═════ Source passage

One of the things I usually start with is with this question, assuming that something had to always exist: “If God didn’t always exist, what did?” Dora expressed some appreciation for the question. We talked for a bit about how life must have originated from something or someone alive in order to produce life. I told her that I was attempting to make a logical, reasonable case for the reality of God. Dora responded that it made sense that it would take something or someone alive to to produce new life. She also expressed agreement that if God can produce human life from dust, or essentially nothing, than anything and everything after that from God is logically and reasonable possible. It made sense to her. If only it were true.

So then, we talked about the historical facts surrounding the life death of Jesus; and that even the empty tomb is considered to be historical fact. It’s not something really up for debate. Not long before that, I had mentioned that I am an ordained minister, but not in the role of pastor, but as a counselor getting to speak with her. Dora was then able to agree that if God could make life out of nothing than it was possible that God could resurrect Jesus from the dead, even after three days. On an intellectual level this made sense to her.

So far, these were just words, but they helped me to build some rapport with Dora. I could sense that she might trust me to share a few stories with her. I needed to attract her to wanting relationship with God before hoping to compel Dora to want something she had no idea until then was real. She wouldn’t be going anywhere for a bit so I asked if I could share these stories with her. She nodded that I could, so I did. Keep in mind, that I am sharing these stories with Dora. Maybe, just maybe, she will find some hope in hearing them, assuming she trusts me enough to be telling her the truth. I began with the real-life story of Jo and Liv.

══════════

▸ **Work order 1**
Can you reproduce the account of the conversation with Dora word for word, starting with "So far, these" and going on through "Jo and Liv."?
▸ **Work order 2**
How might the account of the conversation with Dora go on? Extend it, picking up right after its final sentence.

═════ Excerpted data

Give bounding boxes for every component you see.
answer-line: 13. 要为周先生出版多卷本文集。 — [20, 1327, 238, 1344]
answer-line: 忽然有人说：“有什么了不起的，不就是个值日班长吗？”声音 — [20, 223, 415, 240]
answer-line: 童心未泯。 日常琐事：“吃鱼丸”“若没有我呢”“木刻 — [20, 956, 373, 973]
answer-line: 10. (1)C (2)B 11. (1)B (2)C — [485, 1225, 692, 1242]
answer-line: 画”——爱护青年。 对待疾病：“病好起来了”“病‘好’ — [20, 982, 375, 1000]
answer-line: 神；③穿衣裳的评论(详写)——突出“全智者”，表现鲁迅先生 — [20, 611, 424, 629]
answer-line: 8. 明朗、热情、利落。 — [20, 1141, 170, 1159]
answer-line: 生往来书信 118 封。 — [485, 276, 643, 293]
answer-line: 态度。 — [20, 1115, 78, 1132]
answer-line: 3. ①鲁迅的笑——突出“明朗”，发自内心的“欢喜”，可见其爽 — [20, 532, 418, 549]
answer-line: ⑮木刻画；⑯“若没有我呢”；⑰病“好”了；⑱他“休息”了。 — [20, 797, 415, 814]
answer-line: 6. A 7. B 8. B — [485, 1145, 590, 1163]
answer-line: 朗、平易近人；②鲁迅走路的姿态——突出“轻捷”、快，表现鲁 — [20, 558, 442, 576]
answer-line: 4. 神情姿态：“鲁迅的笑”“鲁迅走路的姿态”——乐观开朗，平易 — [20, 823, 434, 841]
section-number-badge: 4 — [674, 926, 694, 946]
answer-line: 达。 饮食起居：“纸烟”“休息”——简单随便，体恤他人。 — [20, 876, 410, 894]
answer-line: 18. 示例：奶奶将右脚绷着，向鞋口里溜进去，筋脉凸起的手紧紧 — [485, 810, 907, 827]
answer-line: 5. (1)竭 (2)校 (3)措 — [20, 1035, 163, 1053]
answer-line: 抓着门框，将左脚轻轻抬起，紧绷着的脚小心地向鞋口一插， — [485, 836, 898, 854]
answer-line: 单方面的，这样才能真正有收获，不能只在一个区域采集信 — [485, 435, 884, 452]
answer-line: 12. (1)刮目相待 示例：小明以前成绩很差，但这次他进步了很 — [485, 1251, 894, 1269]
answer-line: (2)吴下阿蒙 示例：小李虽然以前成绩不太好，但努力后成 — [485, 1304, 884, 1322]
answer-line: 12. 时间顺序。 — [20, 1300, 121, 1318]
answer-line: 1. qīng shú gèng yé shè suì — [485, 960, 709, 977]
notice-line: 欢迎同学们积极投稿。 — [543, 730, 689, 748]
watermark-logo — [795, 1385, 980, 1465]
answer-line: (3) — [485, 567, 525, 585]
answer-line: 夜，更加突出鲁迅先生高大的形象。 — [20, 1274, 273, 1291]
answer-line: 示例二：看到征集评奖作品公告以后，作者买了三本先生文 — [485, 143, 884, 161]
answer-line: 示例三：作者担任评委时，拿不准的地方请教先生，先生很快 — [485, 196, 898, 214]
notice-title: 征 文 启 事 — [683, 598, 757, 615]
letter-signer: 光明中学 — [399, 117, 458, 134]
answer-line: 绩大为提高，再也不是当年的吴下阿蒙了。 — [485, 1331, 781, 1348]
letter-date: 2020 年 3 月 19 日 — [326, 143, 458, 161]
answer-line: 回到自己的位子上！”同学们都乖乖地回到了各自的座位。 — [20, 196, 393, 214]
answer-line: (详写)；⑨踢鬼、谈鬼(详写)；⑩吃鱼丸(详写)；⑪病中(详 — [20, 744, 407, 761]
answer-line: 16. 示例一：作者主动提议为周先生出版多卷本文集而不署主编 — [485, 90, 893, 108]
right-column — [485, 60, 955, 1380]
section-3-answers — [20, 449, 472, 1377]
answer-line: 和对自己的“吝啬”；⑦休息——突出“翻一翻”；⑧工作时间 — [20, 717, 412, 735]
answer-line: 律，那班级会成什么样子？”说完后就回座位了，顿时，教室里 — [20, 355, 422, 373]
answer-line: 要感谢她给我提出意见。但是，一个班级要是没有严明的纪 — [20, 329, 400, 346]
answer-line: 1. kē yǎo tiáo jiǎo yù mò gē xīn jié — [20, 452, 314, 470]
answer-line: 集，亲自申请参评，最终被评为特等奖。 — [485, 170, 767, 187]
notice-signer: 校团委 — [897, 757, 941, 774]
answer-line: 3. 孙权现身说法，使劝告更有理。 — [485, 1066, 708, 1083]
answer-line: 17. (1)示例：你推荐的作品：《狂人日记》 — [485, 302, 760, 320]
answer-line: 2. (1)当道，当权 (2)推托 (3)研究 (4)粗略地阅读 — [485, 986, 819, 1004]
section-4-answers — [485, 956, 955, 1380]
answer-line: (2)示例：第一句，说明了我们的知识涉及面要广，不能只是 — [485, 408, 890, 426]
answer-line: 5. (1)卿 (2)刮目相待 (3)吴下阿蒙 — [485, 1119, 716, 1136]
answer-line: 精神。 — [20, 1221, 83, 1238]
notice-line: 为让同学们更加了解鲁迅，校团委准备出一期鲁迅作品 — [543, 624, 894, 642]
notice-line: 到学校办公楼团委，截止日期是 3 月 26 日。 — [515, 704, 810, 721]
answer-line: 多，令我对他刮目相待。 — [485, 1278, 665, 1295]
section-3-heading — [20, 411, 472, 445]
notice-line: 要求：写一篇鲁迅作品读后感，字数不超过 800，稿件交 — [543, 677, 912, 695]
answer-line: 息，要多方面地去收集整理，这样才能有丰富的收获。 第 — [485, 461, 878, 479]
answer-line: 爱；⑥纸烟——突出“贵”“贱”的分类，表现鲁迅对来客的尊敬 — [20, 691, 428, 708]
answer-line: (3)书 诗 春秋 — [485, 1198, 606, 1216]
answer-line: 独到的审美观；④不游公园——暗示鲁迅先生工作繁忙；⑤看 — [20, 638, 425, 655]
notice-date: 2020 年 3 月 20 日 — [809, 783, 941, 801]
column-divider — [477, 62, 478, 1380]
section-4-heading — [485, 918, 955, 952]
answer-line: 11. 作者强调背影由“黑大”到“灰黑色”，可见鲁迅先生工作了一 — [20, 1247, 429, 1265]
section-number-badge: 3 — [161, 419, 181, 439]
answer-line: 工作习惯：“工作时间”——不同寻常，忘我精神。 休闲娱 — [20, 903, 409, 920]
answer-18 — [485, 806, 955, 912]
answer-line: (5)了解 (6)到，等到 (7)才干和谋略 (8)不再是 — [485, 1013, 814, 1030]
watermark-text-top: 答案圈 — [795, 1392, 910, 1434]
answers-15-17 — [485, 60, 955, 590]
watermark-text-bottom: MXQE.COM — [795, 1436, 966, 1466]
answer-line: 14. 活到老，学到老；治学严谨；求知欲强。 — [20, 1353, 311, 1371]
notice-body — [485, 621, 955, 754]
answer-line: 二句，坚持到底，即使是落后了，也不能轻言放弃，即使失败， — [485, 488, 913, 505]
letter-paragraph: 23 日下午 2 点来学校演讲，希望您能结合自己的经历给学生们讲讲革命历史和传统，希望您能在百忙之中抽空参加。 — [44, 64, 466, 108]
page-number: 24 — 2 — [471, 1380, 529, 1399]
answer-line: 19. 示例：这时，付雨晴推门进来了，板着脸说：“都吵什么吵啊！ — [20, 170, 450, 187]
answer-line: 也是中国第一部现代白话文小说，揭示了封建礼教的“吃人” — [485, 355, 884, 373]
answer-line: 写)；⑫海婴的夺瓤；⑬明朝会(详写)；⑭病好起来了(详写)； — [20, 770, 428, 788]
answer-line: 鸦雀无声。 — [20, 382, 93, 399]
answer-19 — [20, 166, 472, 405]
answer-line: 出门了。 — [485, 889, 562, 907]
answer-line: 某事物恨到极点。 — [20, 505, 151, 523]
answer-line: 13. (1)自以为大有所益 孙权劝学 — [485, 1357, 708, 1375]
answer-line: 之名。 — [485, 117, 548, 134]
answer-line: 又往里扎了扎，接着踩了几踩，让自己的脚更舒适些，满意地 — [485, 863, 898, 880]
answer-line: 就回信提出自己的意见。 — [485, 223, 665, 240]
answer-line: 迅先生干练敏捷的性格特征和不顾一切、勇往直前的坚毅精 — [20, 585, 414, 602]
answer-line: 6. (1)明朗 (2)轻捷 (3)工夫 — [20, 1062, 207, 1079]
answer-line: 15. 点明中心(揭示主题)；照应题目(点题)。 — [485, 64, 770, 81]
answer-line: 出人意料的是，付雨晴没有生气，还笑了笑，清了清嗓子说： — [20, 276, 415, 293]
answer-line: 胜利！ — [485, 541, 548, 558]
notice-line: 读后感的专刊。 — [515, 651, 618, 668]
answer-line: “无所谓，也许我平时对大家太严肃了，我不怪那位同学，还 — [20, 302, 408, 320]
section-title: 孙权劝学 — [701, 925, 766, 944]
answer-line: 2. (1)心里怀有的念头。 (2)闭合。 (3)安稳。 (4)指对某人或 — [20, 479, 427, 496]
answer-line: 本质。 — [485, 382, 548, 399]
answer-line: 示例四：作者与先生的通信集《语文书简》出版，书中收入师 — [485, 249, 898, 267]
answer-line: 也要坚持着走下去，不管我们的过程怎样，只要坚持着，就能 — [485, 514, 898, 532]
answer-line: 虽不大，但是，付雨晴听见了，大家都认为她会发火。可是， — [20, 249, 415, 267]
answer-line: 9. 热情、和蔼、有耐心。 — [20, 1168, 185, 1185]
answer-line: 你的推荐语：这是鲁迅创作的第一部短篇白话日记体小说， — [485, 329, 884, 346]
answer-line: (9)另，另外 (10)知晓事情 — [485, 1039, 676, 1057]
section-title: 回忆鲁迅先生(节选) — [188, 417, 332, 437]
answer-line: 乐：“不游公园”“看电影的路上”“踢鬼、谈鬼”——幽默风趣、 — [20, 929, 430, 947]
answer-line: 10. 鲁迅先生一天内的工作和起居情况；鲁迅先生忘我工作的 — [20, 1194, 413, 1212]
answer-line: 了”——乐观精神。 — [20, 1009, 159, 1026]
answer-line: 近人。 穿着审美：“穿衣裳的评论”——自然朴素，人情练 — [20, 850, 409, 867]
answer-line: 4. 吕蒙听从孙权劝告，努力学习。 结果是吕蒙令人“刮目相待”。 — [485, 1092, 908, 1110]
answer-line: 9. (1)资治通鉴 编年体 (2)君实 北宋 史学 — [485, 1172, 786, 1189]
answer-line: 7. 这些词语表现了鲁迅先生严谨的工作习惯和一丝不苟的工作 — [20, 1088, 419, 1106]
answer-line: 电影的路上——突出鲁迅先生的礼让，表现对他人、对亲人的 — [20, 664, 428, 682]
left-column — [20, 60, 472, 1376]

══════════

▸ **Answer 1**
So far, these were just words, but they helped me to build some rapport with Dora. I could sense that she might trust me to share a few stories with her. I needed to attract her to wanting relationship with God before hoping to compel Dora to want something she had no idea until then was real. She wouldn’t be going anywhere for a bit so I asked if I could share these stories with her. She nodded that I could, so I did. Keep in mind, that I am sharing these stories with Dora. Maybe, just maybe, she will find some hope in hearing them, assuming she trusts me enough to be telling her the truth. I began with the real-life story of Jo and Liv.

▸ **Answer 2**
Jo

I was counseling a high graduate still under the cloud of passive suicidal ideation (thoughts and feelings with no plan) while able to contract for safety as she prepared for discharge from the hospital. While we were talking, there was another adolescent patient struggling with symptoms that evoked a profanity-laced psychotic rant from her room that could be heard throughout the adolescent psychiatric ward, who I will refer to as Liv. Her rant included threats of violence against whoever it was that had violated her in the past.

I asked Jo before me how suicide would be of benefit to her. What would she have to gain? She responded by telling me she would finally be free. I asked Jo what she would be free from. (Keep in mind that as we are having this discussion, the Liv’s psychotic rant in the other room continued and seemed to be escalating.)

Jo suggested to me things she would be free from, including intense anxiety, fear (which she understood to be irrational but her sense of what is reasonable did not change what she was feeling), and a prevailing sense of hopeless dread she would experience for extended periods of time. She would tell you that her life was good and that she was relatively happy with healthy self-esteem. This led to Jo suspecting that her neurochemical pathways were amiss, which she found quite troubling; though she was doing much better than she had been.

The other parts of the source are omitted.